THE PROBLEM
Rewrite the records below, changing every "trailer-image" to "trailer-photo" and keeping everything else the same. Omit the pictures from your answer.

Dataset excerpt
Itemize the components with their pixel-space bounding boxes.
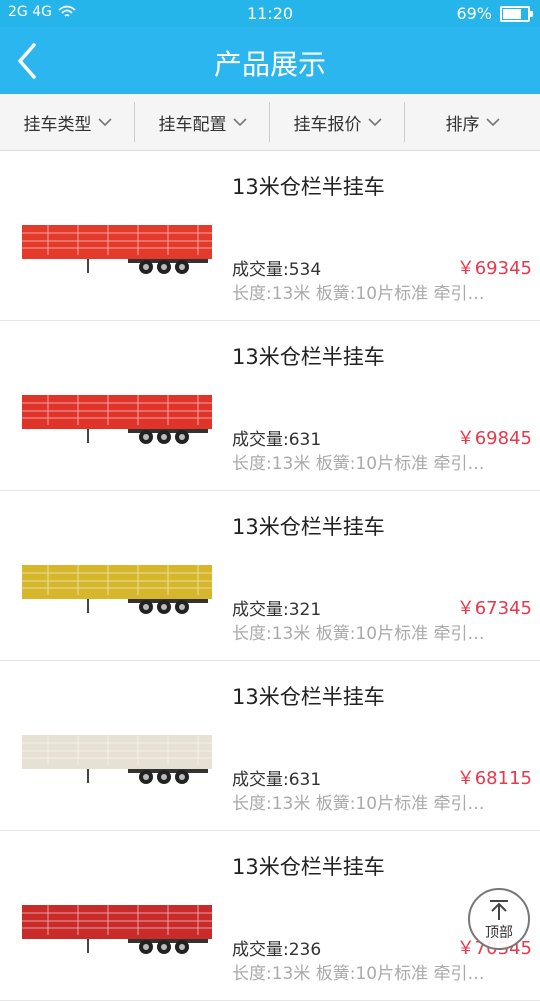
filter-trailer-config[interactable]: 挂车配置 <box>135 94 270 150</box>
filter-trailer-type[interactable]: 挂车类型 <box>0 94 135 150</box>
product-name: 13米仓栏半挂车 <box>232 855 385 879</box>
trailer-image <box>22 735 212 784</box>
product-spec: 长度:13米 板簧:10片标准 牵引… <box>232 284 485 304</box>
status-bar: 2G 4G 11:20 69% <box>0 0 540 27</box>
product-item[interactable]: 13米仓栏半挂车成交量:321 ￥67345 长度:13米 板簧:10片标准 牵引… <box>0 491 540 661</box>
filter-sort[interactable]: 排序 <box>405 94 540 150</box>
product-price: ￥67345 <box>456 598 532 619</box>
product-item[interactable]: 13米仓栏半挂车成交量:631 ￥68115 长度:13米 板簧:10片标准 牵引… <box>0 661 540 831</box>
product-price: ￥69345 <box>456 258 532 279</box>
filter-bar: 挂车类型 挂车配置 挂车报价 排序 <box>0 94 540 151</box>
back-to-top-label: 顶部 <box>485 925 513 941</box>
product-price: ￥69845 <box>456 428 532 449</box>
product-sales: 成交量:534 <box>232 260 322 280</box>
trailer-image <box>22 395 212 444</box>
product-sales: 成交量:321 <box>232 600 322 620</box>
chevron-down-icon <box>367 118 382 127</box>
product-name: 13米仓栏半挂车 <box>232 685 385 709</box>
product-spec: 长度:13米 板簧:10片标准 牵引… <box>232 624 485 644</box>
arrow-up-icon <box>490 900 508 920</box>
product-sales: 成交量:236 <box>232 940 322 960</box>
product-spec: 长度:13米 板簧:10片标准 牵引… <box>232 454 485 474</box>
product-name: 13米仓栏半挂车 <box>232 175 385 199</box>
trailer-image <box>22 565 212 614</box>
product-list: 13米仓栏半挂车 成交量:534 ￥69345 长度:13米 板簧:10片标准 牵引…… <box>0 151 540 1001</box>
chevron-down-icon <box>485 118 500 127</box>
product-spec: 长度:13米 板簧:10片标准 牵引… <box>232 964 485 984</box>
battery-icon <box>500 5 533 22</box>
chevron-down-icon <box>232 118 247 127</box>
product-spec: 长度:13米 板簧:10片标准 牵引… <box>232 794 485 814</box>
product-name: 13米仓栏半挂车 <box>232 345 385 369</box>
back-to-top-button[interactable]: 顶部 <box>468 888 530 950</box>
product-price: ￥68115 <box>456 768 532 789</box>
trailer-image <box>22 905 212 954</box>
product-name: 13米仓栏半挂车 <box>232 515 385 539</box>
product-item[interactable]: 13米仓栏半挂车成交量:236￥70345长度:13米 板簧:10片标准 牵引… <box>0 831 540 1001</box>
product-sales: 成交量:631 <box>232 430 322 450</box>
product-sales: 成交量:631 <box>232 770 322 790</box>
battery-percent: 69% <box>456 4 492 23</box>
app-header: 产品展示 <box>0 27 540 94</box>
chevron-down-icon <box>97 118 112 127</box>
page-title: 产品展示 <box>213 48 326 81</box>
product-item[interactable]: 13米仓栏半挂车成交量:534 ￥69345 长度:13米 板簧:10片标准 牵引… <box>0 151 540 321</box>
trailer-image <box>22 225 212 274</box>
product-item[interactable]: 13米仓栏半挂车成交量:631 ￥69845 长度:13米 板簧:10片标准 牵引… <box>0 321 540 491</box>
filter-trailer-price[interactable]: 挂车报价 <box>270 94 405 150</box>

THE RESULT
Itemize the components with their pixel-space bounding boxes.
filter-trailer-config[interactable]: 挂车配置 <box>135 94 270 150</box>
filter-trailer-type[interactable]: 挂车类型 <box>0 94 135 150</box>
product-name: 13米仓栏半挂车 <box>232 855 385 879</box>
trailer-photo <box>22 735 212 784</box>
product-spec: 长度:13米 板簧:10片标准 牵引… <box>232 284 485 304</box>
status-bar: 2G 4G 11:20 69% <box>0 0 540 27</box>
product-item[interactable]: 13米仓栏半挂车成交量:321 ￥67345 长度:13米 板簧:10片标准 牵引… <box>0 491 540 661</box>
filter-sort[interactable]: 排序 <box>405 94 540 150</box>
product-price: ￥67345 <box>456 598 532 619</box>
product-item[interactable]: 13米仓栏半挂车成交量:631 ￥68115 长度:13米 板簧:10片标准 牵引… <box>0 661 540 831</box>
product-price: ￥69345 <box>456 258 532 279</box>
filter-bar: 挂车类型 挂车配置 挂车报价 排序 <box>0 94 540 151</box>
back-to-top-label: 顶部 <box>485 925 513 941</box>
product-price: ￥69845 <box>456 428 532 449</box>
product-sales: 成交量:534 <box>232 260 322 280</box>
trailer-photo <box>22 395 212 444</box>
product-sales: 成交量:321 <box>232 600 322 620</box>
chevron-down-icon <box>367 118 382 127</box>
product-name: 13米仓栏半挂车 <box>232 685 385 709</box>
product-spec: 长度:13米 板簧:10片标准 牵引… <box>232 624 485 644</box>
arrow-up-icon <box>490 900 508 920</box>
product-sales: 成交量:236 <box>232 940 322 960</box>
product-spec: 长度:13米 板簧:10片标准 牵引… <box>232 454 485 474</box>
product-name: 13米仓栏半挂车 <box>232 175 385 199</box>
trailer-photo <box>22 565 212 614</box>
product-list: 13米仓栏半挂车 成交量:534 ￥69345 长度:13米 板簧:10片标准 牵引…… <box>0 151 540 1001</box>
chevron-down-icon <box>485 118 500 127</box>
product-spec: 长度:13米 板簧:10片标准 牵引… <box>232 964 485 984</box>
battery-icon <box>500 5 533 22</box>
chevron-down-icon <box>232 118 247 127</box>
product-spec: 长度:13米 板簧:10片标准 牵引… <box>232 794 485 814</box>
product-name: 13米仓栏半挂车 <box>232 345 385 369</box>
back-to-top-button[interactable]: 顶部 <box>468 888 530 950</box>
product-price: ￥68115 <box>456 768 532 789</box>
trailer-photo <box>22 905 212 954</box>
product-name: 13米仓栏半挂车 <box>232 515 385 539</box>
product-item[interactable]: 13米仓栏半挂车成交量:236￥70345长度:13米 板簧:10片标准 牵引… <box>0 831 540 1001</box>
product-sales: 成交量:631 <box>232 430 322 450</box>
product-sales: 成交量:631 <box>232 770 322 790</box>
battery-percent: 69% <box>456 4 492 23</box>
app-header: 产品展示 <box>0 27 540 94</box>
chevron-down-icon <box>97 118 112 127</box>
page-title: 产品展示 <box>213 48 326 81</box>
product-item[interactable]: 13米仓栏半挂车成交量:534 ￥69345 长度:13米 板簧:10片标准 牵引… <box>0 151 540 321</box>
trailer-photo <box>22 225 212 274</box>
product-item[interactable]: 13米仓栏半挂车成交量:631 ￥69845 长度:13米 板簧:10片标准 牵引… <box>0 321 540 491</box>
filter-trailer-price[interactable]: 挂车报价 <box>270 94 405 150</box>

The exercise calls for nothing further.